╭──

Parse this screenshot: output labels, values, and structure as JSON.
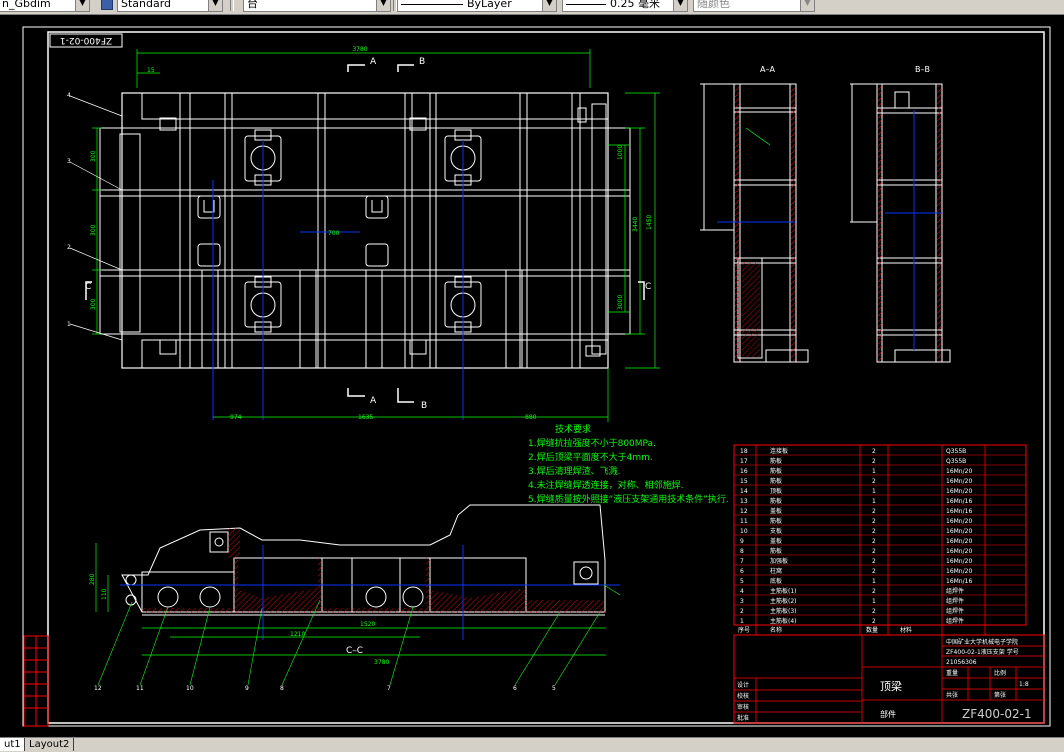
{
  "toolbar": {
    "dimstyle_value": "n_Gbdim",
    "textstyle_value": "Standard",
    "layer_value": "台",
    "linetype_value": "ByLayer",
    "lineweight_value": "0.25 毫米",
    "color_value": "随颜色"
  },
  "layout_tabs": [
    "ut1",
    "Layout2"
  ],
  "drawing": {
    "header_code": "ZF400-02-1",
    "section_marks": {
      "a": "A",
      "b": "B",
      "c": "C",
      "aa": "A–A",
      "bb": "B–B",
      "cc": "C–C"
    },
    "tech_requirements": {
      "title": "技术要求",
      "items": [
        "1.焊缝抗拉强度不小于800MPa.",
        "2.焊后顶梁平面度不大于4mm.",
        "3.焊后清理焊渣、飞溅.",
        "4.未注焊缝焊透连接，对称、相邻施焊.",
        "5.焊缝质量按外照接“液压支架通用技术条件”执行."
      ]
    },
    "dimensions": {
      "top_overall": "3780",
      "top_left": "15",
      "bottom_left": "974",
      "bottom_middle": "1635",
      "bottom_right": "880",
      "right_overall": "1450",
      "right_inner": "3440",
      "right_half_upper": "1000",
      "right_half_lower": "3000",
      "left_spacing_1": "300",
      "left_spacing_2": "300",
      "left_spacing_3": "300",
      "center_spacing": "700",
      "cc_overall": "3780",
      "cc_inner": "1520",
      "cc_lower": "1210",
      "cc_height": "280",
      "cc_left_h": "110"
    },
    "parts_list": {
      "rows": [
        {
          "no": "18",
          "name": "连接板",
          "qty": "2",
          "mat": "Q355B"
        },
        {
          "no": "17",
          "name": "筋板",
          "qty": "2",
          "mat": "Q355B"
        },
        {
          "no": "16",
          "name": "筋板",
          "qty": "1",
          "mat": "16Mn/20"
        },
        {
          "no": "15",
          "name": "筋板",
          "qty": "2",
          "mat": "16Mn/20"
        },
        {
          "no": "14",
          "name": "顶板",
          "qty": "1",
          "mat": "16Mn/20"
        },
        {
          "no": "13",
          "name": "筋板",
          "qty": "1",
          "mat": "16Mn/16"
        },
        {
          "no": "12",
          "name": "盖板",
          "qty": "2",
          "mat": "16Mn/16"
        },
        {
          "no": "11",
          "name": "筋板",
          "qty": "2",
          "mat": "16Mn/20"
        },
        {
          "no": "10",
          "name": "支板",
          "qty": "2",
          "mat": "16Mn/20"
        },
        {
          "no": "9",
          "name": "盖板",
          "qty": "2",
          "mat": "16Mn/20"
        },
        {
          "no": "8",
          "name": "筋板",
          "qty": "2",
          "mat": "16Mn/20"
        },
        {
          "no": "7",
          "name": "加强板",
          "qty": "2",
          "mat": "16Mn/20"
        },
        {
          "no": "6",
          "name": "柱窝",
          "qty": "2",
          "mat": "16Mn/20"
        },
        {
          "no": "5",
          "name": "底板",
          "qty": "1",
          "mat": "16Mn/16"
        },
        {
          "no": "4",
          "name": "主筋板(1)",
          "qty": "2",
          "mat": "组焊件"
        },
        {
          "no": "3",
          "name": "主筋板(2)",
          "qty": "1",
          "mat": "组焊件"
        },
        {
          "no": "2",
          "name": "主筋板(3)",
          "qty": "2",
          "mat": "组焊件"
        },
        {
          "no": "1",
          "name": "主筋板(4)",
          "qty": "2",
          "mat": "组焊件"
        }
      ],
      "headers": [
        "序号",
        "名称",
        "数量",
        "材料"
      ]
    },
    "title_block": {
      "school": "中国矿业大学机械电子学院",
      "project": "ZF400-02-1液压支架 学号",
      "code": "21056306",
      "part_name": "顶梁",
      "drawing_no": "ZF400-02-1",
      "scale": "1:8",
      "assembly_label": "部件",
      "row_labels": [
        "设计",
        "校核",
        "审核",
        "批准"
      ],
      "grid_labels": [
        "重量",
        "比例",
        "共张",
        "第张"
      ]
    }
  }
}
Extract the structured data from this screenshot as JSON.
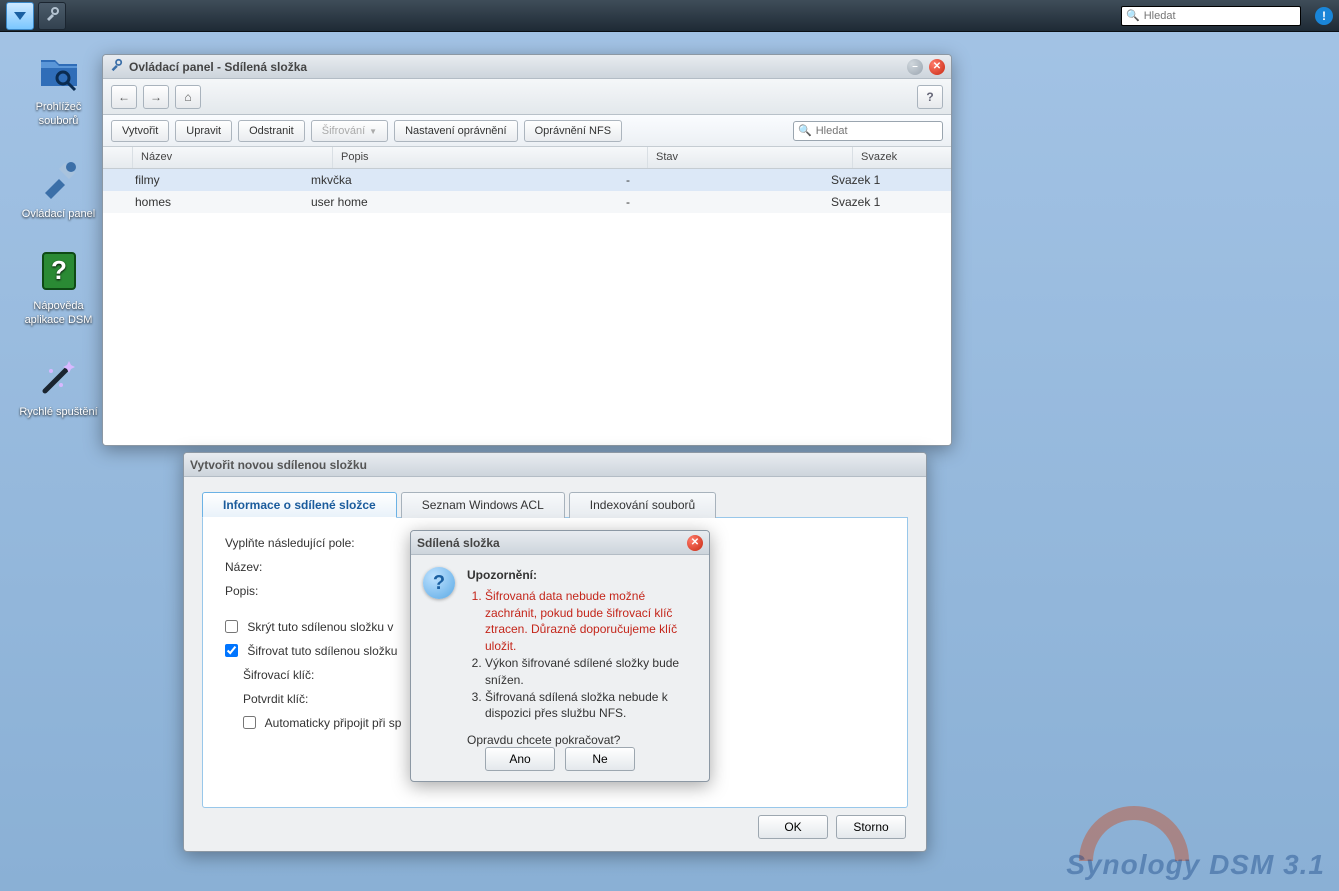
{
  "taskbar": {
    "search_placeholder": "Hledat"
  },
  "desktop": {
    "items": [
      {
        "label": "Prohlížeč souborů"
      },
      {
        "label": "Ovládací panel"
      },
      {
        "label": "Nápověda aplikace DSM"
      },
      {
        "label": "Rychlé spuštění"
      }
    ]
  },
  "cp_window": {
    "title": "Ovládací panel - Sdílená složka",
    "toolbar": {
      "create": "Vytvořit",
      "edit": "Upravit",
      "remove": "Odstranit",
      "encrypt": "Šifrování",
      "perm": "Nastavení oprávnění",
      "nfs": "Oprávnění NFS",
      "search_placeholder": "Hledat"
    },
    "columns": {
      "name": "Název",
      "desc": "Popis",
      "status": "Stav",
      "volume": "Svazek"
    },
    "rows": [
      {
        "name": "filmy",
        "desc": "mkvčka",
        "status": "-",
        "volume": "Svazek 1"
      },
      {
        "name": "homes",
        "desc": "user home",
        "status": "-",
        "volume": "Svazek 1"
      }
    ]
  },
  "create_dialog": {
    "title": "Vytvořit novou sdílenou složku",
    "tabs": {
      "info": "Informace o sdílené složce",
      "acl": "Seznam Windows ACL",
      "index": "Indexování souborů"
    },
    "form": {
      "intro": "Vyplňte následující pole:",
      "name_label": "Název:",
      "desc_label": "Popis:",
      "hide_label": "Skrýt tuto sdílenou složku v",
      "encrypt_label": "Šifrovat tuto sdílenou složku",
      "key_label": "Šifrovací klíč:",
      "confirm_label": "Potvrdit klíč:",
      "automount_label": "Automaticky připojit při sp"
    },
    "buttons": {
      "ok": "OK",
      "cancel": "Storno"
    }
  },
  "warn_dialog": {
    "title": "Sdílená složka",
    "heading": "Upozornění:",
    "items": [
      "Šifrovaná data nebude možné zachránit, pokud bude šifrovací klíč ztracen. Důrazně doporučujeme klíč uložit.",
      "Výkon šifrované sdílené složky bude snížen.",
      "Šifrovaná sdílená složka nebude k dispozici přes službu NFS."
    ],
    "question": "Opravdu chcete pokračovat?",
    "yes": "Ano",
    "no": "Ne"
  },
  "watermark": "Synology DSM 3.1"
}
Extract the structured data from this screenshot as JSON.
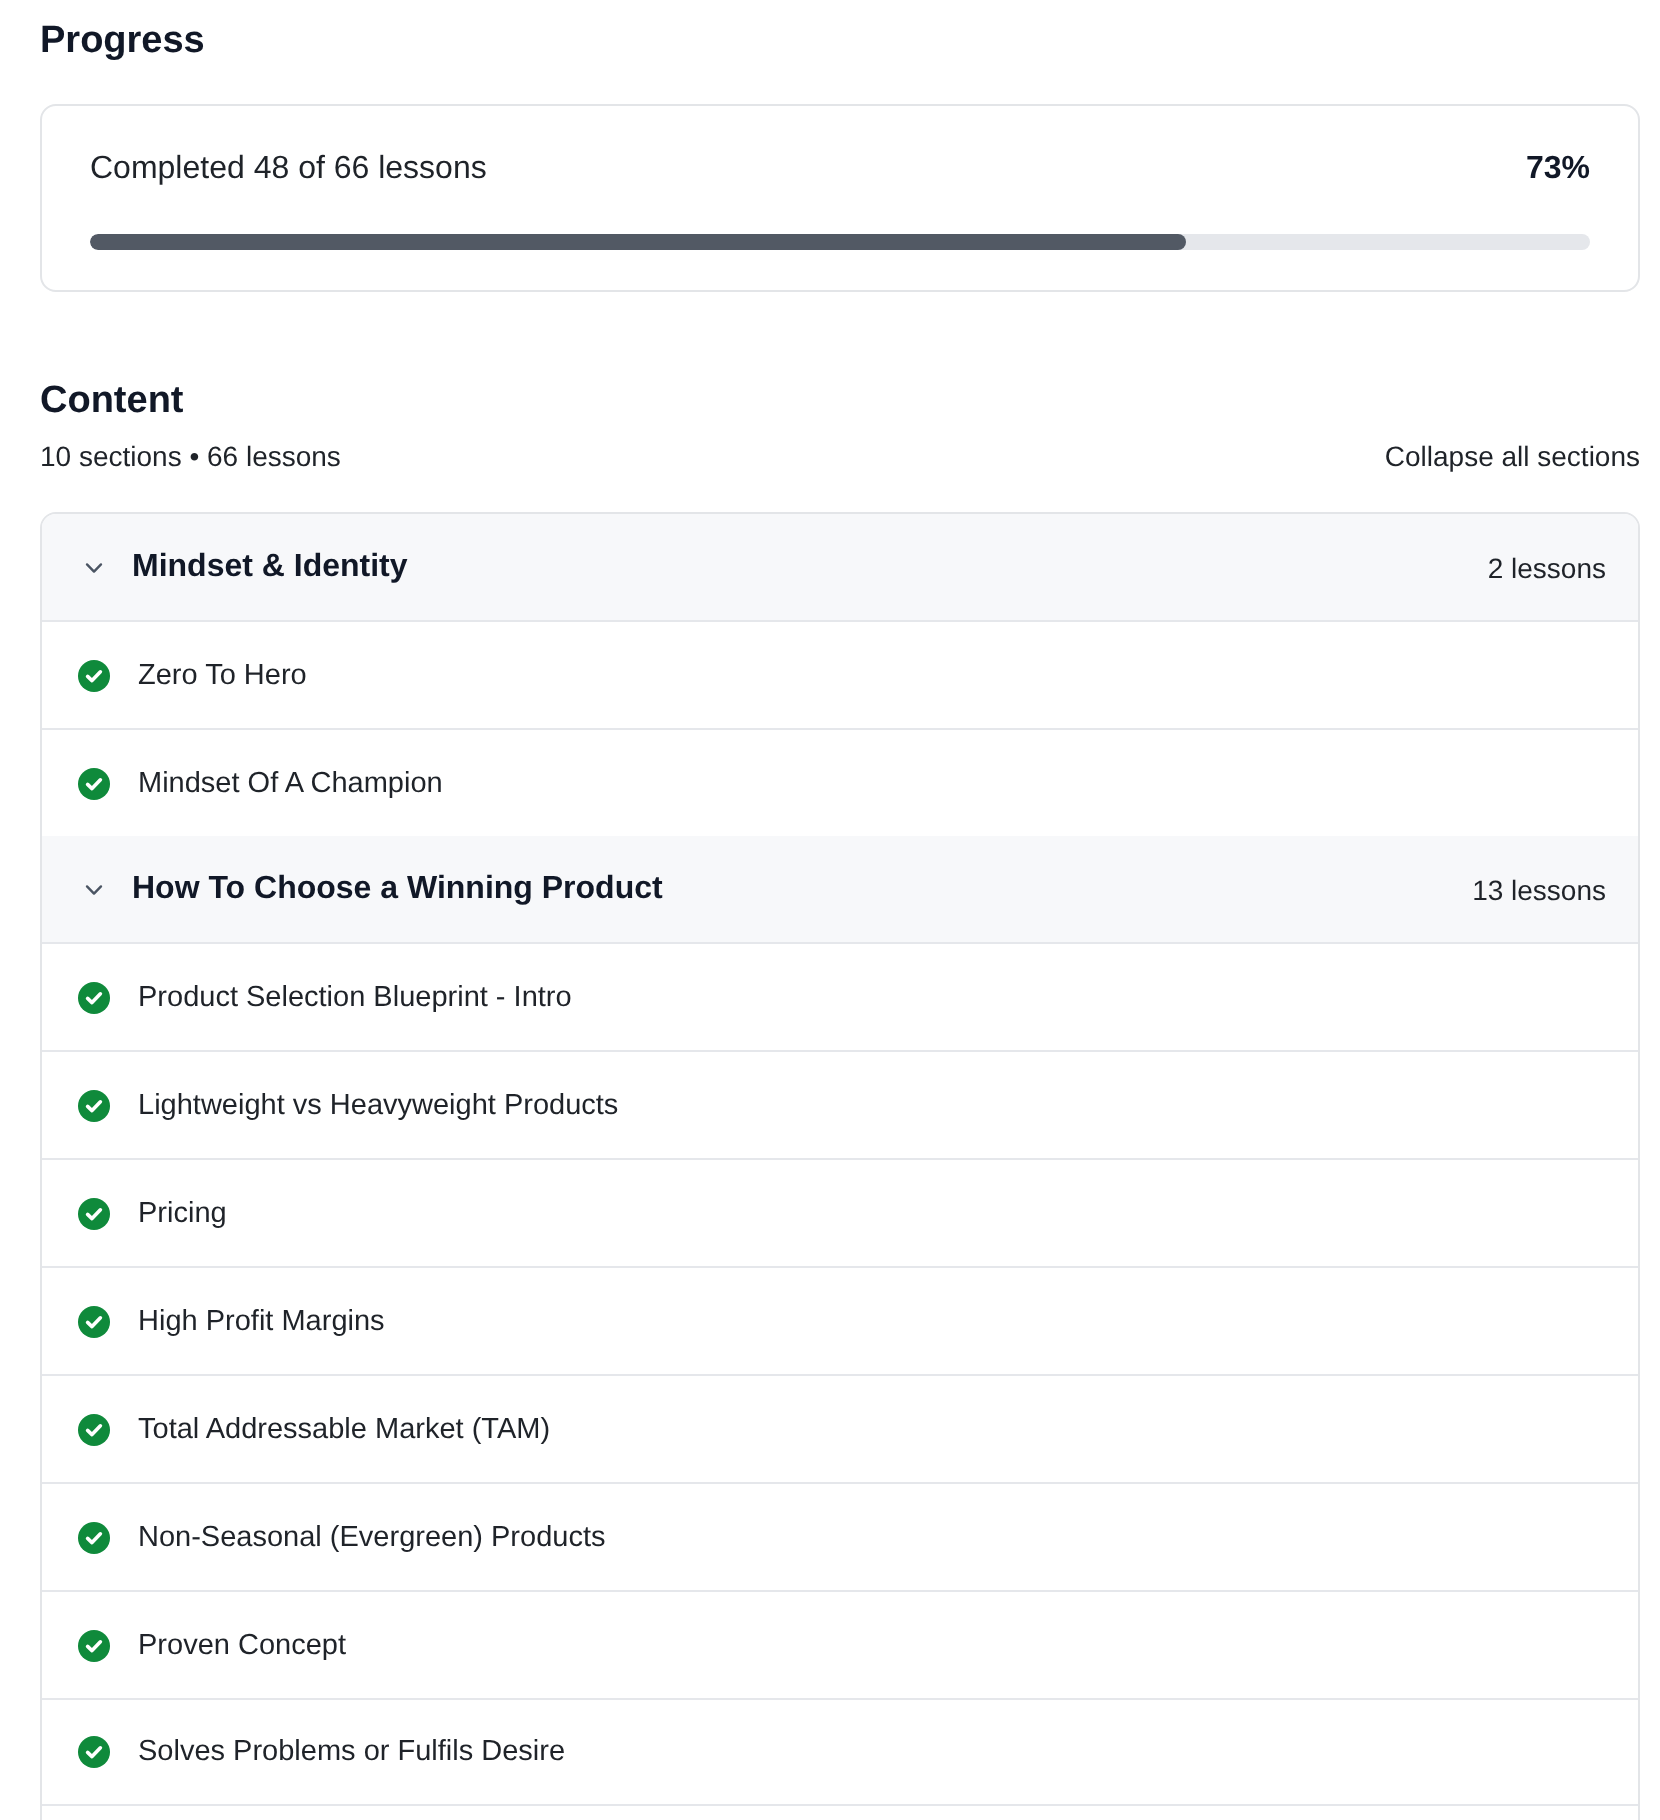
{
  "progress": {
    "title": "Progress",
    "summary": "Completed 48 of 66 lessons",
    "percent": "73%",
    "level": 0.73
  },
  "content": {
    "title": "Content",
    "subtitle": "10 sections • 66 lessons",
    "collapse_label": "Collapse all sections",
    "sections": [
      {
        "title": "Mindset & Identity",
        "count": "2 lessons",
        "expanded": true,
        "lessons": [
          {
            "title": "Zero To Hero",
            "completed": true
          },
          {
            "title": "Mindset Of A Champion",
            "completed": true
          }
        ]
      },
      {
        "title": "How To Choose a Winning Product",
        "count": "13 lessons",
        "expanded": true,
        "lessons": [
          {
            "title": "Product Selection Blueprint - Intro",
            "completed": true
          },
          {
            "title": "Lightweight vs Heavyweight Products",
            "completed": true
          },
          {
            "title": "Pricing",
            "completed": true
          },
          {
            "title": "High Profit Margins",
            "completed": true
          },
          {
            "title": "Total Addressable Market (TAM)",
            "completed": true
          },
          {
            "title": "Non-Seasonal (Evergreen) Products",
            "completed": true
          },
          {
            "title": "Proven Concept",
            "completed": true
          },
          {
            "title": "Solves Problems or Fulfils Desire",
            "completed": true
          }
        ]
      }
    ]
  }
}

╰──

▶ **CHALLENGE**
Transcribe the records above exactly, leaving out every picture.

▶ **IN RESPONSE**
Parse this screenshot: output labels, values, and structure as JSON.
{
  "toolbar": {
    "dimstyle_value": "n_Gbdim",
    "textstyle_value": "Standard",
    "layer_value": "台",
    "linetype_value": "ByLayer",
    "lineweight_value": "0.25 毫米",
    "color_value": "随颜色"
  },
  "layout_tabs": [
    "ut1",
    "Layout2"
  ],
  "drawing": {
    "header_code": "ZF400-02-1",
    "section_marks": {
      "a": "A",
      "b": "B",
      "c": "C",
      "aa": "A–A",
      "bb": "B–B",
      "cc": "C–C"
    },
    "tech_requirements": {
      "title": "技术要求",
      "items": [
        "1.焊缝抗拉强度不小于800MPa.",
        "2.焊后顶梁平面度不大于4mm.",
        "3.焊后清理焊渣、飞溅.",
        "4.未注焊缝焊透连接，对称、相邻施焊.",
        "5.焊缝质量按外照接“液压支架通用技术条件”执行."
      ]
    },
    "dimensions": {
      "top_overall": "3780",
      "top_left": "15",
      "bottom_left": "974",
      "bottom_middle": "1635",
      "bottom_right": "880",
      "right_overall": "1450",
      "right_inner": "3440",
      "right_half_upper": "1000",
      "right_half_lower": "3000",
      "left_spacing_1": "300",
      "left_spacing_2": "300",
      "left_spacing_3": "300",
      "center_spacing": "700",
      "cc_overall": "3780",
      "cc_inner": "1520",
      "cc_lower": "1210",
      "cc_height": "280",
      "cc_left_h": "110"
    },
    "parts_list": {
      "rows": [
        {
          "no": "18",
          "name": "连接板",
          "qty": "2",
          "mat": "Q355B"
        },
        {
          "no": "17",
          "name": "筋板",
          "qty": "2",
          "mat": "Q355B"
        },
        {
          "no": "16",
          "name": "筋板",
          "qty": "1",
          "mat": "16Mn/20"
        },
        {
          "no": "15",
          "name": "筋板",
          "qty": "2",
          "mat": "16Mn/20"
        },
        {
          "no": "14",
          "name": "顶板",
          "qty": "1",
          "mat": "16Mn/20"
        },
        {
          "no": "13",
          "name": "筋板",
          "qty": "1",
          "mat": "16Mn/16"
        },
        {
          "no": "12",
          "name": "盖板",
          "qty": "2",
          "mat": "16Mn/16"
        },
        {
          "no": "11",
          "name": "筋板",
          "qty": "2",
          "mat": "16Mn/20"
        },
        {
          "no": "10",
          "name": "支板",
          "qty": "2",
          "mat": "16Mn/20"
        },
        {
          "no": "9",
          "name": "盖板",
          "qty": "2",
          "mat": "16Mn/20"
        },
        {
          "no": "8",
          "name": "筋板",
          "qty": "2",
          "mat": "16Mn/20"
        },
        {
          "no": "7",
          "name": "加强板",
          "qty": "2",
          "mat": "16Mn/20"
        },
        {
          "no": "6",
          "name": "柱窝",
          "qty": "2",
          "mat": "16Mn/20"
        },
        {
          "no": "5",
          "name": "底板",
          "qty": "1",
          "mat": "16Mn/16"
        },
        {
          "no": "4",
          "name": "主筋板(1)",
          "qty": "2",
          "mat": "组焊件"
        },
        {
          "no": "3",
          "name": "主筋板(2)",
          "qty": "1",
          "mat": "组焊件"
        },
        {
          "no": "2",
          "name": "主筋板(3)",
          "qty": "2",
          "mat": "组焊件"
        },
        {
          "no": "1",
          "name": "主筋板(4)",
          "qty": "2",
          "mat": "组焊件"
        }
      ],
      "headers": [
        "序号",
        "名称",
        "数量",
        "材料"
      ]
    },
    "title_block": {
      "school": "中国矿业大学机械电子学院",
      "project": "ZF400-02-1液压支架 学号",
      "code": "21056306",
      "part_name": "顶梁",
      "drawing_no": "ZF400-02-1",
      "scale": "1:8",
      "assembly_label": "部件",
      "row_labels": [
        "设计",
        "校核",
        "审核",
        "批准"
      ],
      "grid_labels": [
        "重量",
        "比例",
        "共张",
        "第张"
      ]
    }
  }
}
Extract the structured data from this screenshot as JSON.
{
  "taskbar": {
    "search_placeholder": "Hledat"
  },
  "desktop": {
    "items": [
      {
        "label": "Prohlížeč souborů"
      },
      {
        "label": "Ovládací panel"
      },
      {
        "label": "Nápověda aplikace DSM"
      },
      {
        "label": "Rychlé spuštění"
      }
    ]
  },
  "cp_window": {
    "title": "Ovládací panel - Sdílená složka",
    "toolbar": {
      "create": "Vytvořit",
      "edit": "Upravit",
      "remove": "Odstranit",
      "encrypt": "Šifrování",
      "perm": "Nastavení oprávnění",
      "nfs": "Oprávnění NFS",
      "search_placeholder": "Hledat"
    },
    "columns": {
      "name": "Název",
      "desc": "Popis",
      "status": "Stav",
      "volume": "Svazek"
    },
    "rows": [
      {
        "name": "filmy",
        "desc": "mkvčka",
        "status": "-",
        "volume": "Svazek 1"
      },
      {
        "name": "homes",
        "desc": "user home",
        "status": "-",
        "volume": "Svazek 1"
      }
    ]
  },
  "create_dialog": {
    "title": "Vytvořit novou sdílenou složku",
    "tabs": {
      "info": "Informace o sdílené složce",
      "acl": "Seznam Windows ACL",
      "index": "Indexování souborů"
    },
    "form": {
      "intro": "Vyplňte následující pole:",
      "name_label": "Název:",
      "desc_label": "Popis:",
      "hide_label": "Skrýt tuto sdílenou složku v",
      "encrypt_label": "Šifrovat tuto sdílenou složku",
      "key_label": "Šifrovací klíč:",
      "confirm_label": "Potvrdit klíč:",
      "automount_label": "Automaticky připojit při sp"
    },
    "buttons": {
      "ok": "OK",
      "cancel": "Storno"
    }
  },
  "warn_dialog": {
    "title": "Sdílená složka",
    "heading": "Upozornění:",
    "items": [
      "Šifrovaná data nebude možné zachránit, pokud bude šifrovací klíč ztracen. Důrazně doporučujeme klíč uložit.",
      "Výkon šifrované sdílené složky bude snížen.",
      "Šifrovaná sdílená složka nebude k dispozici přes službu NFS."
    ],
    "question": "Opravdu chcete pokračovat?",
    "yes": "Ano",
    "no": "Ne"
  },
  "watermark": "Synology DSM 3.1"
}
Extract the structured data from this screenshot as JSON.
{
  "progress": {
    "title": "Progress",
    "summary": "Completed 48 of 66 lessons",
    "percent": "73%",
    "level": 0.73
  },
  "content": {
    "title": "Content",
    "subtitle": "10 sections • 66 lessons",
    "collapse_label": "Collapse all sections",
    "sections": [
      {
        "title": "Mindset & Identity",
        "count": "2 lessons",
        "expanded": true,
        "lessons": [
          {
            "title": "Zero To Hero",
            "completed": true
          },
          {
            "title": "Mindset Of A Champion",
            "completed": true
          }
        ]
      },
      {
        "title": "How To Choose a Winning Product",
        "count": "13 lessons",
        "expanded": true,
        "lessons": [
          {
            "title": "Product Selection Blueprint - Intro",
            "completed": true
          },
          {
            "title": "Lightweight vs Heavyweight Products",
            "completed": true
          },
          {
            "title": "Pricing",
            "completed": true
          },
          {
            "title": "High Profit Margins",
            "completed": true
          },
          {
            "title": "Total Addressable Market (TAM)",
            "completed": true
          },
          {
            "title": "Non-Seasonal (Evergreen) Products",
            "completed": true
          },
          {
            "title": "Proven Concept",
            "completed": true
          },
          {
            "title": "Solves Problems or Fulfils Desire",
            "completed": true
          }
        ]
      }
    ]
  }
}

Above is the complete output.